* **REQUIREMENT**
Scan the entries below and report only how many lines contain "this".

* **Dataset items**
★ ★ ★ ★ ★ ★ ★
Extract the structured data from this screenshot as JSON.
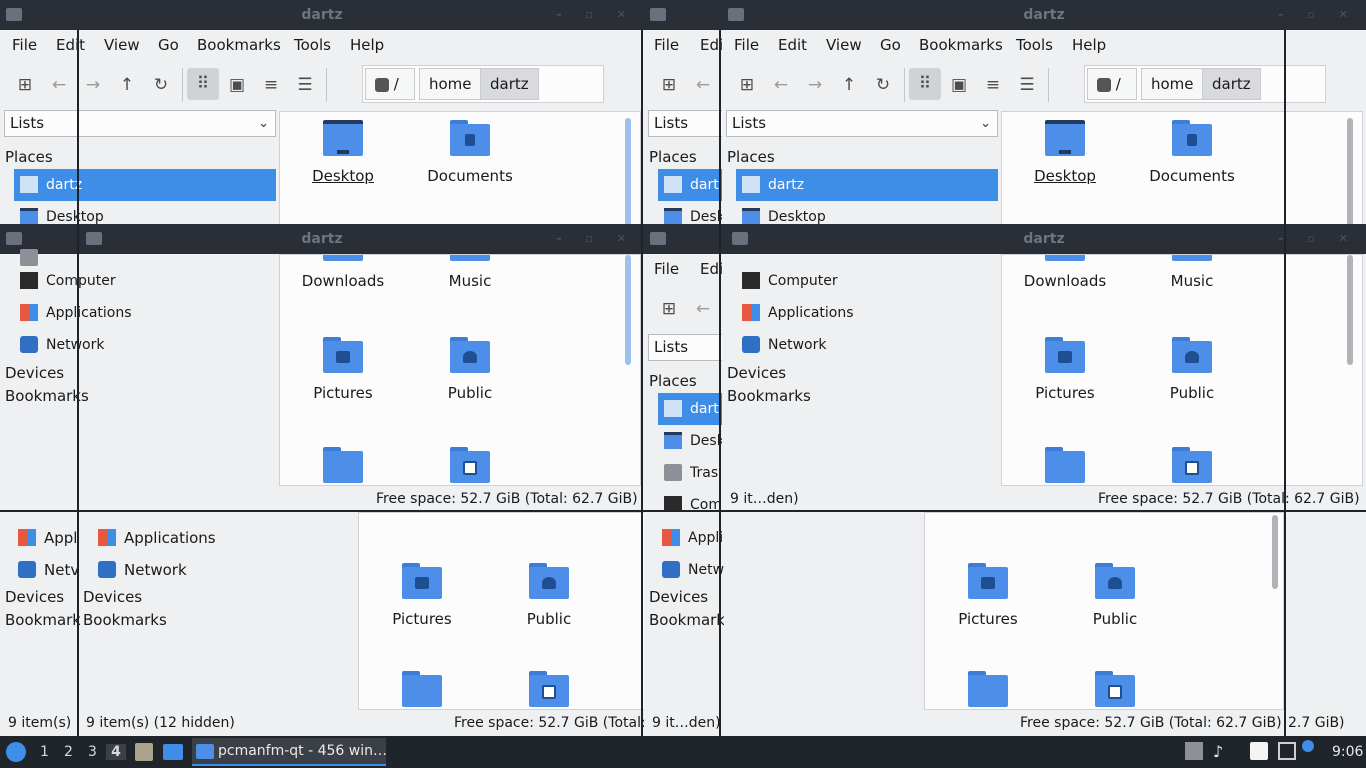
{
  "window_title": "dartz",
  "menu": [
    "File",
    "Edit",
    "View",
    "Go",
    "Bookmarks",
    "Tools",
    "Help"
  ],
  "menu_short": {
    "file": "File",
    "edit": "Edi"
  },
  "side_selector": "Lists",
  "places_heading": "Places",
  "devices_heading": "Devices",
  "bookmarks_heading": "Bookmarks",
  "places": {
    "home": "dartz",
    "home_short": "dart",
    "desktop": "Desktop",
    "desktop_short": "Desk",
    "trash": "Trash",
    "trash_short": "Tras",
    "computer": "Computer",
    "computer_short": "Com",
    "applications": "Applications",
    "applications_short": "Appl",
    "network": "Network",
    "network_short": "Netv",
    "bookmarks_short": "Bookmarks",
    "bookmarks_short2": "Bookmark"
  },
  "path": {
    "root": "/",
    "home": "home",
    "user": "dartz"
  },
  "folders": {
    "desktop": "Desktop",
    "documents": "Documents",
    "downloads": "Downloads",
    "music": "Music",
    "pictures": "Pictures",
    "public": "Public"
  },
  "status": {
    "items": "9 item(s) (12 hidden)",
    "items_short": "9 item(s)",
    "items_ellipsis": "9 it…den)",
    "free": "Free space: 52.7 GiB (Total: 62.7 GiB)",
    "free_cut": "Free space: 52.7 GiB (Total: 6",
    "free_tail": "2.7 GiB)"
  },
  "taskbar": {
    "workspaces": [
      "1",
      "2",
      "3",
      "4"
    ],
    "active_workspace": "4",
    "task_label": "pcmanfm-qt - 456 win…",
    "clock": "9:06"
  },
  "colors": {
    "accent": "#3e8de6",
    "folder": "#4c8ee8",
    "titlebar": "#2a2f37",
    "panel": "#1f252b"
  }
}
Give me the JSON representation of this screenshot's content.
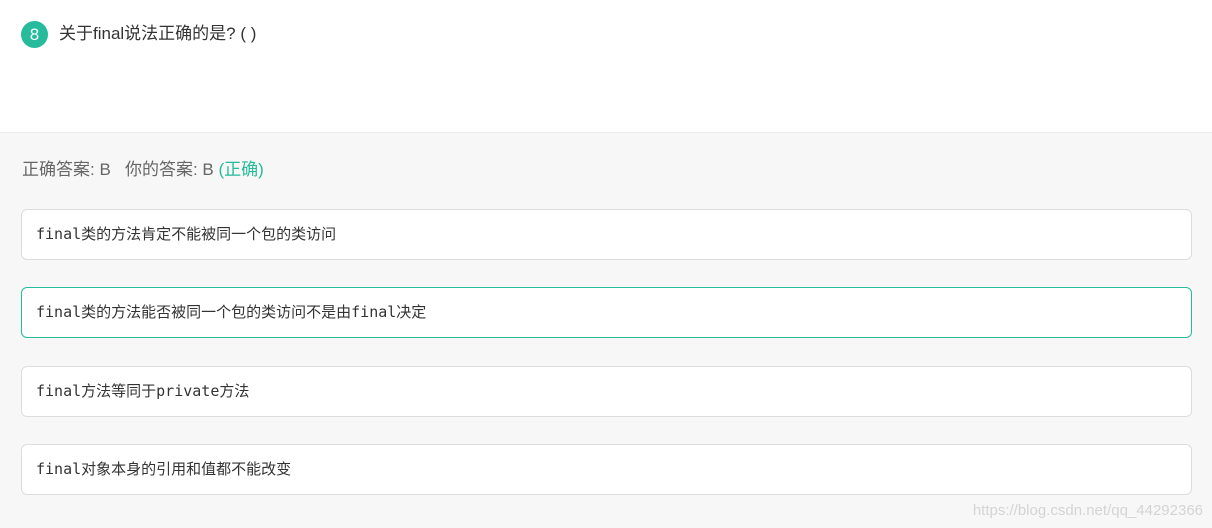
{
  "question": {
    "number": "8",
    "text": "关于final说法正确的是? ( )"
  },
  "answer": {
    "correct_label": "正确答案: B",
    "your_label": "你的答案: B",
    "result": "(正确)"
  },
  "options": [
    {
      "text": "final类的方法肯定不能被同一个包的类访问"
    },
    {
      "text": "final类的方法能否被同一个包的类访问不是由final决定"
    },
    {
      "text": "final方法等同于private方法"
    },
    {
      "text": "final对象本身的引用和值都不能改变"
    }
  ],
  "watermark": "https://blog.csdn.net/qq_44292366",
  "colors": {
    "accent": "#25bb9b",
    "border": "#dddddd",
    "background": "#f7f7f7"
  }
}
★ ★ ★ ★ ★ ★ ★
* **PROBLEM SOLUTION**
2